▸ What is being asked
Find the lines holding the word "from" and collect them.

▸ Records to process
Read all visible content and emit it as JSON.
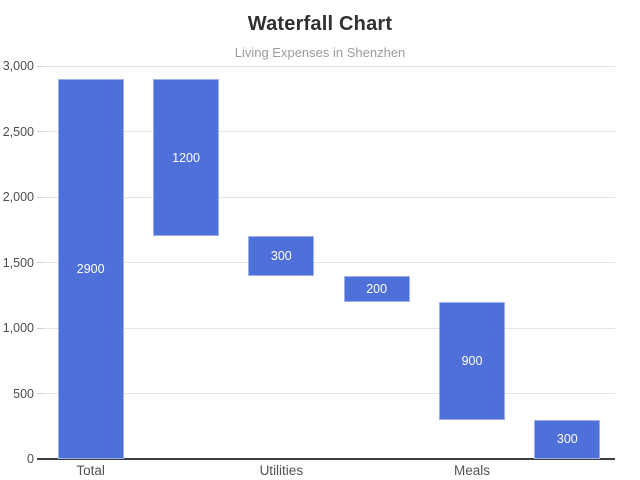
{
  "chart_data": {
    "type": "bar",
    "subtype": "waterfall",
    "title": "Waterfall Chart",
    "subtitle": "Living Expenses in Shenzhen",
    "bar_color": "#4f70d9",
    "value_label_color": "#ffffff",
    "grid": true,
    "legend": "none",
    "y_axis": {
      "min": 0,
      "max": 3000,
      "tick_interval": 500,
      "ticks": [
        0,
        500,
        1000,
        1500,
        2000,
        2500,
        3000
      ],
      "tick_labels": [
        "0",
        "500",
        "1,000",
        "1,500",
        "2,000",
        "2,500",
        "3,000"
      ]
    },
    "x_axis": {
      "visible_category_labels": [
        "Total",
        "Utilities",
        "Meals"
      ]
    },
    "bars": [
      {
        "axis_label": "Total",
        "from": 0,
        "to": 2900,
        "value_label": "2900"
      },
      {
        "axis_label": "",
        "from": 1700,
        "to": 2900,
        "value_label": "1200"
      },
      {
        "axis_label": "Utilities",
        "from": 1400,
        "to": 1700,
        "value_label": "300"
      },
      {
        "axis_label": "",
        "from": 1200,
        "to": 1400,
        "value_label": "200"
      },
      {
        "axis_label": "Meals",
        "from": 300,
        "to": 1200,
        "value_label": "900"
      },
      {
        "axis_label": "",
        "from": 0,
        "to": 300,
        "value_label": "300"
      }
    ]
  }
}
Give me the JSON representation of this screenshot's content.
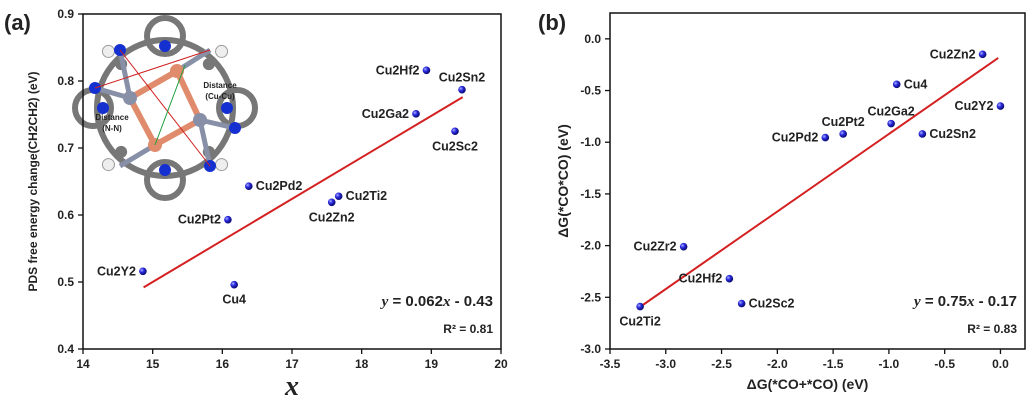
{
  "chart_data": [
    {
      "type": "scatter",
      "panel_label": "(a)",
      "xlabel": "x",
      "ylabel": "PDS free energy change(CH2CH2) (eV)",
      "xlim": [
        14,
        20
      ],
      "ylim": [
        0.4,
        0.9
      ],
      "xticks": [
        14,
        15,
        16,
        17,
        18,
        19,
        20
      ],
      "yticks": [
        0.4,
        0.5,
        0.6,
        0.7,
        0.8,
        0.9
      ],
      "ytick_format": 1,
      "grid": false,
      "point_color": "#1a1acc",
      "fit_color": "#d42020",
      "points": [
        {
          "label": "Cu2Y2",
          "x": 14.86,
          "y": 0.516,
          "pos": "left"
        },
        {
          "label": "Cu4",
          "x": 16.17,
          "y": 0.496,
          "pos": "below"
        },
        {
          "label": "Cu2Pt2",
          "x": 16.08,
          "y": 0.593,
          "pos": "left"
        },
        {
          "label": "Cu2Pd2",
          "x": 16.38,
          "y": 0.643,
          "pos": "right"
        },
        {
          "label": "Cu2Zn2",
          "x": 17.57,
          "y": 0.619,
          "pos": "below"
        },
        {
          "label": "Cu2Ti2",
          "x": 17.67,
          "y": 0.628,
          "pos": "right"
        },
        {
          "label": "Cu2Ga2",
          "x": 18.78,
          "y": 0.751,
          "pos": "left"
        },
        {
          "label": "Cu2Hf2",
          "x": 18.93,
          "y": 0.816,
          "pos": "left"
        },
        {
          "label": "Cu2Sn2",
          "x": 19.44,
          "y": 0.787,
          "pos": "above"
        },
        {
          "label": "Cu2Sc2",
          "x": 19.34,
          "y": 0.725,
          "pos": "below"
        }
      ],
      "fit": {
        "slope": 0.062,
        "intercept": -0.43,
        "x_range": [
          14.87,
          19.45
        ]
      },
      "equation": {
        "y": "y",
        "rest": " = 0.062",
        "x": "x",
        "tail": " - 0.43"
      },
      "r2": "R² = 0.81",
      "inset": {
        "label_cu": [
          "Distance",
          "(Cu-Cu)"
        ],
        "label_nn": [
          "Distance",
          "(N-N)"
        ]
      }
    },
    {
      "type": "scatter",
      "panel_label": "(b)",
      "xlabel": "ΔG(*CO+*CO) (eV)",
      "ylabel": "ΔG(*CO*CO) (eV)",
      "xlim": [
        -3.5,
        0.22
      ],
      "ylim": [
        -3.0,
        0.25
      ],
      "xticks": [
        -3.5,
        -3.0,
        -2.5,
        -2.0,
        -1.5,
        -1.0,
        -0.5,
        0.0
      ],
      "yticks": [
        -3.0,
        -2.5,
        -2.0,
        -1.5,
        -1.0,
        -0.5,
        0.0
      ],
      "grid": false,
      "point_color": "#1a1acc",
      "fit_color": "#d42020",
      "points": [
        {
          "label": "Cu2Zn2",
          "x": -0.16,
          "y": -0.15,
          "pos": "left"
        },
        {
          "label": "Cu4",
          "x": -0.93,
          "y": -0.44,
          "pos": "right"
        },
        {
          "label": "Cu2Y2",
          "x": 0.0,
          "y": -0.65,
          "pos": "left"
        },
        {
          "label": "Cu2Ga2",
          "x": -0.98,
          "y": -0.82,
          "pos": "above"
        },
        {
          "label": "Cu2Sn2",
          "x": -0.7,
          "y": -0.92,
          "pos": "right"
        },
        {
          "label": "Cu2Pt2",
          "x": -1.41,
          "y": -0.92,
          "pos": "above"
        },
        {
          "label": "Cu2Pd2",
          "x": -1.57,
          "y": -0.955,
          "pos": "left"
        },
        {
          "label": "Cu2Zr2",
          "x": -2.84,
          "y": -2.01,
          "pos": "left"
        },
        {
          "label": "Cu2Hf2",
          "x": -2.43,
          "y": -2.32,
          "pos": "left"
        },
        {
          "label": "Cu2Sc2",
          "x": -2.32,
          "y": -2.56,
          "pos": "right"
        },
        {
          "label": "Cu2Ti2",
          "x": -3.23,
          "y": -2.59,
          "pos": "below"
        }
      ],
      "fit": {
        "slope": 0.75,
        "intercept": -0.17,
        "x_range": [
          -3.23,
          -0.02
        ]
      },
      "equation": {
        "y": "y",
        "rest": " = 0.75",
        "x": "x",
        "tail": " - 0.17"
      },
      "r2": "R² = 0.83"
    }
  ]
}
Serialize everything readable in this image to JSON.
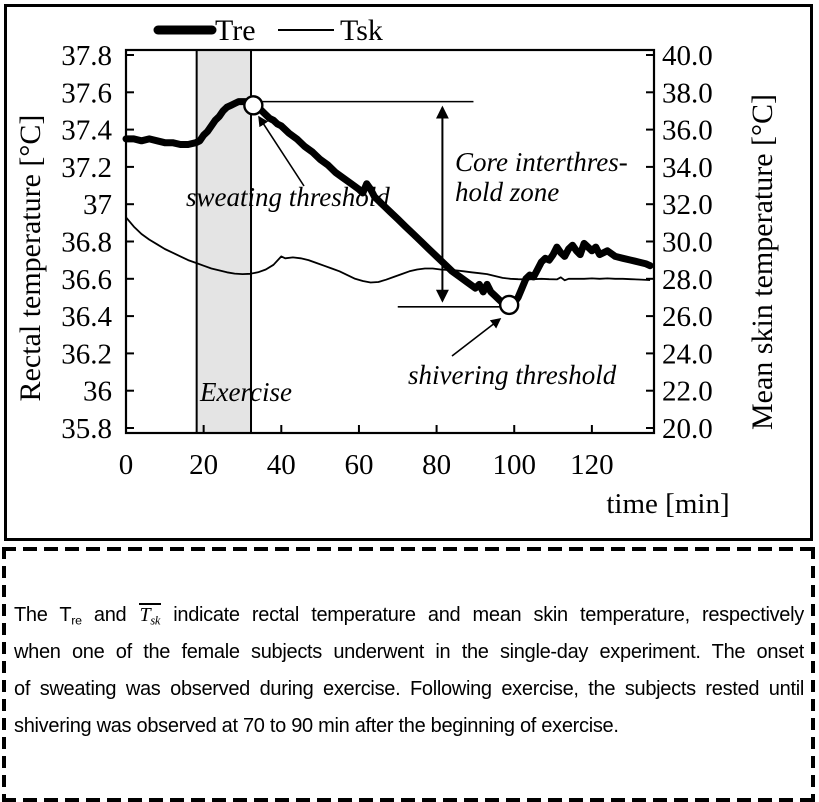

▸ Written answer
        "from": 0,
        "from": 1700,
        "from": 1400,
        "from": 1200,
        "from": 300,
        "from": 0,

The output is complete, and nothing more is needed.